Reproduce all lines of the listing below in which the word "运动方向" occurs.

◇ ◇ ◇ ◇ ◇ ◇ ◇

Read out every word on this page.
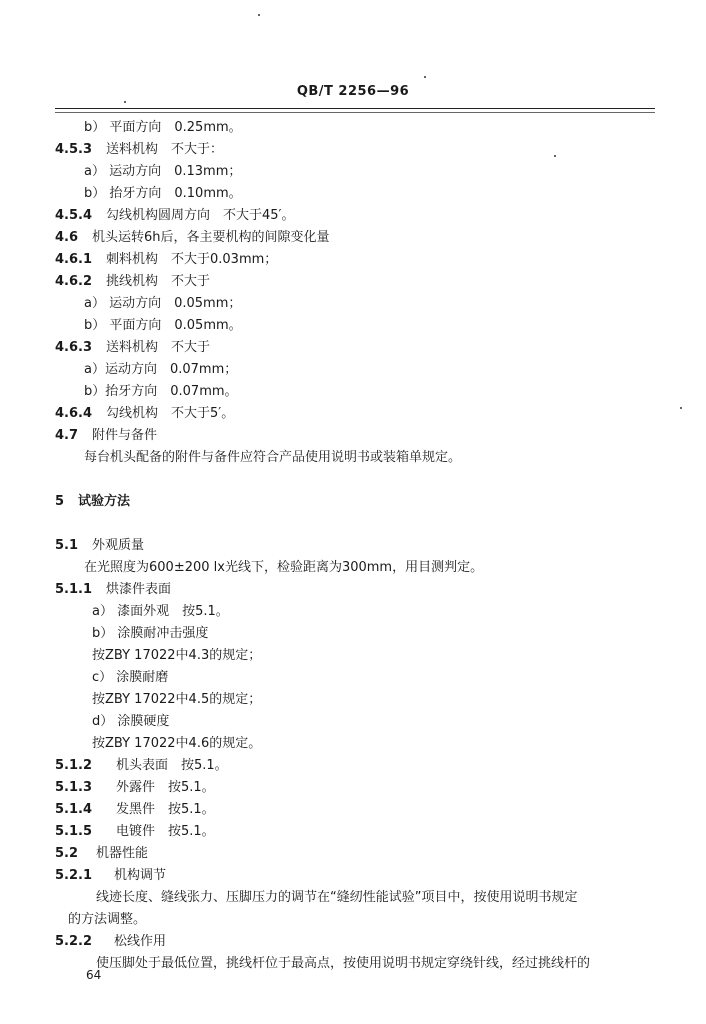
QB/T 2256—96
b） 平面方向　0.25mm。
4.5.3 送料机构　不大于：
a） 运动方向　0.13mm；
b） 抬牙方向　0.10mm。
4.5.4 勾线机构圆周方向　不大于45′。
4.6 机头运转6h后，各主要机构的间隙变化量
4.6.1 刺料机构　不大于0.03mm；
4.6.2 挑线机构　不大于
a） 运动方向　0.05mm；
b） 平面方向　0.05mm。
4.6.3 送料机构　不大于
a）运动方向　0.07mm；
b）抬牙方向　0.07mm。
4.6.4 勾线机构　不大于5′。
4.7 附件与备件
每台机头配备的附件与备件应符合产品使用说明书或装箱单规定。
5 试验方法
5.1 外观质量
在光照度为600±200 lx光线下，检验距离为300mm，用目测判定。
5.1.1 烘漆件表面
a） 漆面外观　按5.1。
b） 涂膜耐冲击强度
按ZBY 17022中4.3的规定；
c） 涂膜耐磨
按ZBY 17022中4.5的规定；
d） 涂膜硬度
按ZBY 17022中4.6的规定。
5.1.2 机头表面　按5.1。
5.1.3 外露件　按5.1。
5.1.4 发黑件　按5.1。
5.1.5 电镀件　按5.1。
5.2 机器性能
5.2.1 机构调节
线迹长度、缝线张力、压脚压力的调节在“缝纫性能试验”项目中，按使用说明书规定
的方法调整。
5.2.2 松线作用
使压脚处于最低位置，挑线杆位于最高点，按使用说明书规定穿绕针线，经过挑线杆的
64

◇ ◇ ◇ ◇ ◇ ◇ ◇

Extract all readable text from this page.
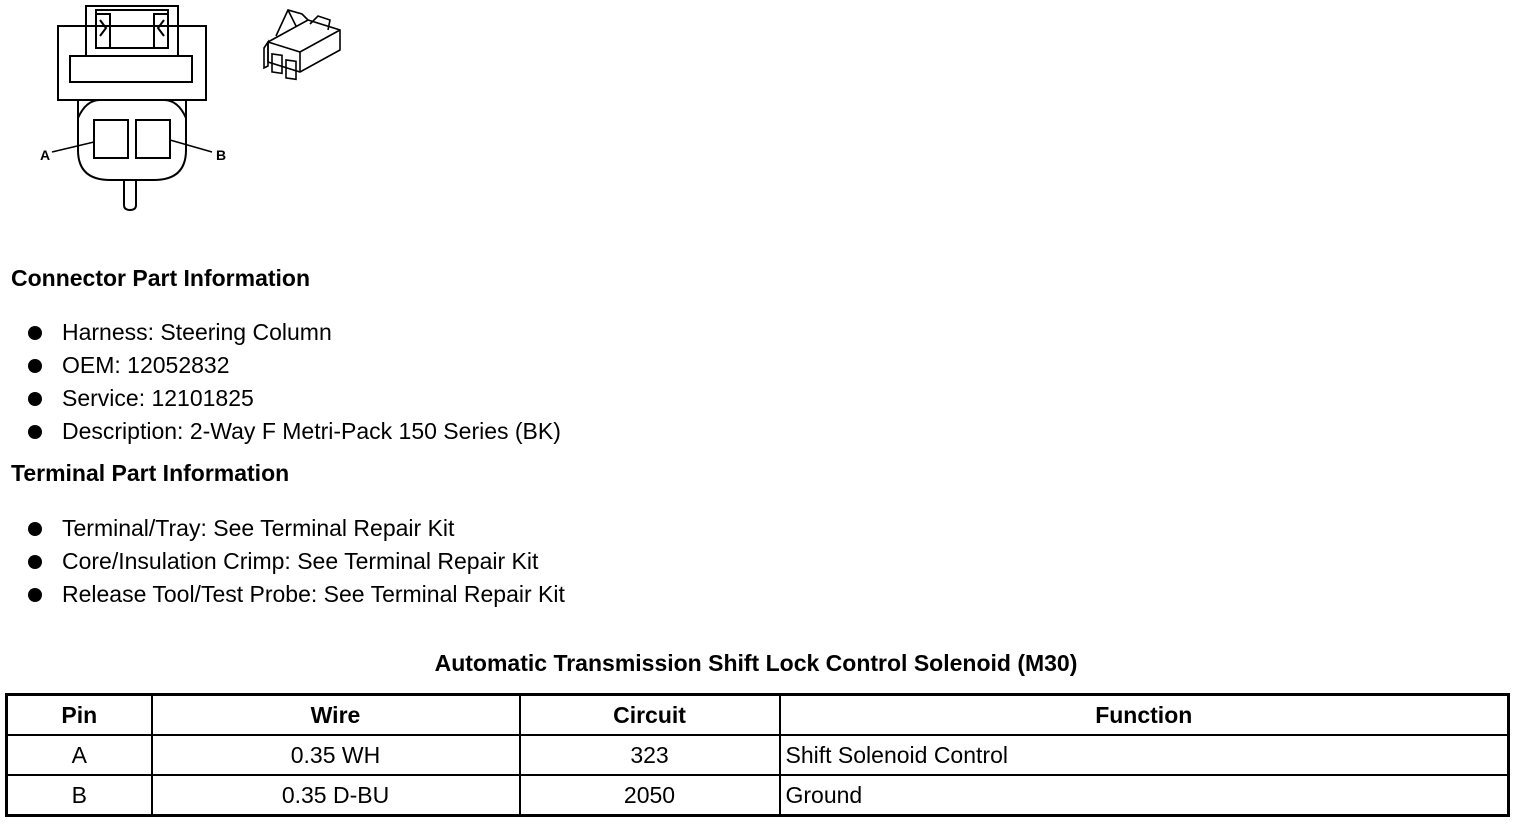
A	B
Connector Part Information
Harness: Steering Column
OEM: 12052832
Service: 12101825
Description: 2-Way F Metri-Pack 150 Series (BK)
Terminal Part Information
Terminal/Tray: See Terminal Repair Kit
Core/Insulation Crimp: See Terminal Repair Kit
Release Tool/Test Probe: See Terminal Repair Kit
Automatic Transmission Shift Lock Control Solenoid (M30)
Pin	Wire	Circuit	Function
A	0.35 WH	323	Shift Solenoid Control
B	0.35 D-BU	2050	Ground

◇ ◇ ◇ ◇ ◇ ◇ ◇

_REPLY_
a） 运动方向　0.13mm；
a） 运动方向　0.05mm；
a）运动方向　0.07mm；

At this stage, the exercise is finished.